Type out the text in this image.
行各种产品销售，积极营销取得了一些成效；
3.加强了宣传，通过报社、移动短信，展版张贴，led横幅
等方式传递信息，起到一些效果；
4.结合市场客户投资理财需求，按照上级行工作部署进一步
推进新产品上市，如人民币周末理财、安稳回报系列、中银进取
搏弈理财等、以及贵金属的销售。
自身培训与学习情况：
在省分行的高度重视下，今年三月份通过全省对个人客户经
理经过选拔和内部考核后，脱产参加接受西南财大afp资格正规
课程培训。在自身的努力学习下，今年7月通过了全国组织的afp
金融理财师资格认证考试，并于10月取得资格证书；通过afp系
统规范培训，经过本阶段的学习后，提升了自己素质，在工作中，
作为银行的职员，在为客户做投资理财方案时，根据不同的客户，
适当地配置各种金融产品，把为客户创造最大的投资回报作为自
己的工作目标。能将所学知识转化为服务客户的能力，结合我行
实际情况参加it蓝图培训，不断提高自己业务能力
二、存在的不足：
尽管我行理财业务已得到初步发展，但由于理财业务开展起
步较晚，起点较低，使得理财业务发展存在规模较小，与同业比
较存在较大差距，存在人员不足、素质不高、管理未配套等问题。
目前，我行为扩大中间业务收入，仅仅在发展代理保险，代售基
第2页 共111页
•••••
◆ Written request:
Repeat each entry word for word.

◆ Exercise result:
Type out the text in this image.
行各种产品销售，积极营销取得了一些成效；
3.加强了宣传，通过报社、移动短信，展版张贴，led横幅
等方式传递信息，起到一些效果；
4.结合市场客户投资理财需求，按照上级行工作部署进一步
推进新产品上市，如人民币周末理财、安稳回报系列、中银进取
搏弈理财等、以及贵金属的销售。
自身培训与学习情况：
在省分行的高度重视下，今年三月份通过全省对个人客户经
理经过选拔和内部考核后，脱产参加接受西南财大afp资格正规
课程培训。在自身的努力学习下，今年7月通过了全国组织的afp
金融理财师资格认证考试，并于10月取得资格证书；通过afp系
统规范培训，经过本阶段的学习后，提升了自己素质，在工作中，
作为银行的职员，在为客户做投资理财方案时，根据不同的客户，
适当地配置各种金融产品，把为客户创造最大的投资回报作为自
己的工作目标。能将所学知识转化为服务客户的能力，结合我行
实际情况参加it蓝图培训，不断提高自己业务能力
二、存在的不足：
尽管我行理财业务已得到初步发展，但由于理财业务开展起
步较晚，起点较低，使得理财业务发展存在规模较小，与同业比
较存在较大差距，存在人员不足、素质不高、管理未配套等问题。
目前，我行为扩大中间业务收入，仅仅在发展代理保险，代售基
第2页 共111页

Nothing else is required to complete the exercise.